• _TASK DETAILS_:
Your task is to output the entries below word for word.

• _MATERIAL SHOWN_:
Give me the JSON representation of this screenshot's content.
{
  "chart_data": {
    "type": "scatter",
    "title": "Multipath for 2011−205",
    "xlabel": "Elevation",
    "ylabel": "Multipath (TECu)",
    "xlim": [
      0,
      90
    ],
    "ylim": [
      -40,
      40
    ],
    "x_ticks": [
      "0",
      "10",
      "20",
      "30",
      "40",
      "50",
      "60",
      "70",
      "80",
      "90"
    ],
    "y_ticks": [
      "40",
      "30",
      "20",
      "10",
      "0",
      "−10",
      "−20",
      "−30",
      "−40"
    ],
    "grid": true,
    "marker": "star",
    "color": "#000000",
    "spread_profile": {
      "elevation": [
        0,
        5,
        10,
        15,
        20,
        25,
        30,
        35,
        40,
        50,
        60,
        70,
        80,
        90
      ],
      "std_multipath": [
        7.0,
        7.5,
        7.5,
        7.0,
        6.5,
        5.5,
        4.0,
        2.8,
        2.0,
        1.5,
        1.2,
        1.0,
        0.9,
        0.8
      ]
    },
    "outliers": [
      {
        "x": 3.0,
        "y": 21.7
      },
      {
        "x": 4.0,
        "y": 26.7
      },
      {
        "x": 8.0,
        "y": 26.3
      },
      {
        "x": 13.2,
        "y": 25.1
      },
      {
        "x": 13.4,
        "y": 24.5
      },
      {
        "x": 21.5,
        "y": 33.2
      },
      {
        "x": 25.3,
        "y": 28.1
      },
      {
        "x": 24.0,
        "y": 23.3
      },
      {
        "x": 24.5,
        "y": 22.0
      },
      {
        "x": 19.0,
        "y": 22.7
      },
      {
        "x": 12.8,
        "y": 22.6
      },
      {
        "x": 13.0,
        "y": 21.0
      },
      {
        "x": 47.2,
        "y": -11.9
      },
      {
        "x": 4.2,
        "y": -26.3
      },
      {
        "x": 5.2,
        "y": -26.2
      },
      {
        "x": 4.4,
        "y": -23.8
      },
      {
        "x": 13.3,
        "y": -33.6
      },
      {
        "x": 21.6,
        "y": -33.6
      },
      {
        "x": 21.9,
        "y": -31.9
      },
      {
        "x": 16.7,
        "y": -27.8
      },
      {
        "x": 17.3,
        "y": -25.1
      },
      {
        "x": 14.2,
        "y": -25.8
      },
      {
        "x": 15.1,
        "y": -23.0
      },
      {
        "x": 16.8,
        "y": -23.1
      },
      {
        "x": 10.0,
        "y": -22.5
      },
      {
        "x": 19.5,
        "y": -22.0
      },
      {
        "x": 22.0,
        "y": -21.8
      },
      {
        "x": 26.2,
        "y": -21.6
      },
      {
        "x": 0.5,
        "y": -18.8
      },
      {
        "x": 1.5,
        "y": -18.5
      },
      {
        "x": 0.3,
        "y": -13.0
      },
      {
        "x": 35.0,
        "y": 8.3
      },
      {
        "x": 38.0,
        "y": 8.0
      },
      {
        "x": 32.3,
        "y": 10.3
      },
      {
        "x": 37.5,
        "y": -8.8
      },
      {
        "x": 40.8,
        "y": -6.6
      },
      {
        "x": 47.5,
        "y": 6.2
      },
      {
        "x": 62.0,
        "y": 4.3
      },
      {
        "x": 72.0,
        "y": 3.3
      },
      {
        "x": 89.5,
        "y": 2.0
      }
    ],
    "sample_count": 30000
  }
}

• _REPLY TO THE EXERCISE_:
Give me the JSON representation of this screenshot's content.
{
  "chart_data": {
    "type": "scatter",
    "title": "Multipath for 2011−205",
    "xlabel": "Elevation",
    "ylabel": "Multipath (TECu)",
    "xlim": [
      0,
      90
    ],
    "ylim": [
      -40,
      40
    ],
    "x_ticks": [
      "0",
      "10",
      "20",
      "30",
      "40",
      "50",
      "60",
      "70",
      "80",
      "90"
    ],
    "y_ticks": [
      "40",
      "30",
      "20",
      "10",
      "0",
      "−10",
      "−20",
      "−30",
      "−40"
    ],
    "grid": true,
    "marker": "star",
    "color": "#000000",
    "spread_profile": {
      "elevation": [
        0,
        5,
        10,
        15,
        20,
        25,
        30,
        35,
        40,
        50,
        60,
        70,
        80,
        90
      ],
      "std_multipath": [
        7.0,
        7.5,
        7.5,
        7.0,
        6.5,
        5.5,
        4.0,
        2.8,
        2.0,
        1.5,
        1.2,
        1.0,
        0.9,
        0.8
      ]
    },
    "outliers": [
      {
        "x": 3.0,
        "y": 21.7
      },
      {
        "x": 4.0,
        "y": 26.7
      },
      {
        "x": 8.0,
        "y": 26.3
      },
      {
        "x": 13.2,
        "y": 25.1
      },
      {
        "x": 13.4,
        "y": 24.5
      },
      {
        "x": 21.5,
        "y": 33.2
      },
      {
        "x": 25.3,
        "y": 28.1
      },
      {
        "x": 24.0,
        "y": 23.3
      },
      {
        "x": 24.5,
        "y": 22.0
      },
      {
        "x": 19.0,
        "y": 22.7
      },
      {
        "x": 12.8,
        "y": 22.6
      },
      {
        "x": 13.0,
        "y": 21.0
      },
      {
        "x": 47.2,
        "y": -11.9
      },
      {
        "x": 4.2,
        "y": -26.3
      },
      {
        "x": 5.2,
        "y": -26.2
      },
      {
        "x": 4.4,
        "y": -23.8
      },
      {
        "x": 13.3,
        "y": -33.6
      },
      {
        "x": 21.6,
        "y": -33.6
      },
      {
        "x": 21.9,
        "y": -31.9
      },
      {
        "x": 16.7,
        "y": -27.8
      },
      {
        "x": 17.3,
        "y": -25.1
      },
      {
        "x": 14.2,
        "y": -25.8
      },
      {
        "x": 15.1,
        "y": -23.0
      },
      {
        "x": 16.8,
        "y": -23.1
      },
      {
        "x": 10.0,
        "y": -22.5
      },
      {
        "x": 19.5,
        "y": -22.0
      },
      {
        "x": 22.0,
        "y": -21.8
      },
      {
        "x": 26.2,
        "y": -21.6
      },
      {
        "x": 0.5,
        "y": -18.8
      },
      {
        "x": 1.5,
        "y": -18.5
      },
      {
        "x": 0.3,
        "y": -13.0
      },
      {
        "x": 35.0,
        "y": 8.3
      },
      {
        "x": 38.0,
        "y": 8.0
      },
      {
        "x": 32.3,
        "y": 10.3
      },
      {
        "x": 37.5,
        "y": -8.8
      },
      {
        "x": 40.8,
        "y": -6.6
      },
      {
        "x": 47.5,
        "y": 6.2
      },
      {
        "x": 62.0,
        "y": 4.3
      },
      {
        "x": 72.0,
        "y": 3.3
      },
      {
        "x": 89.5,
        "y": 2.0
      }
    ],
    "sample_count": 30000
  }
}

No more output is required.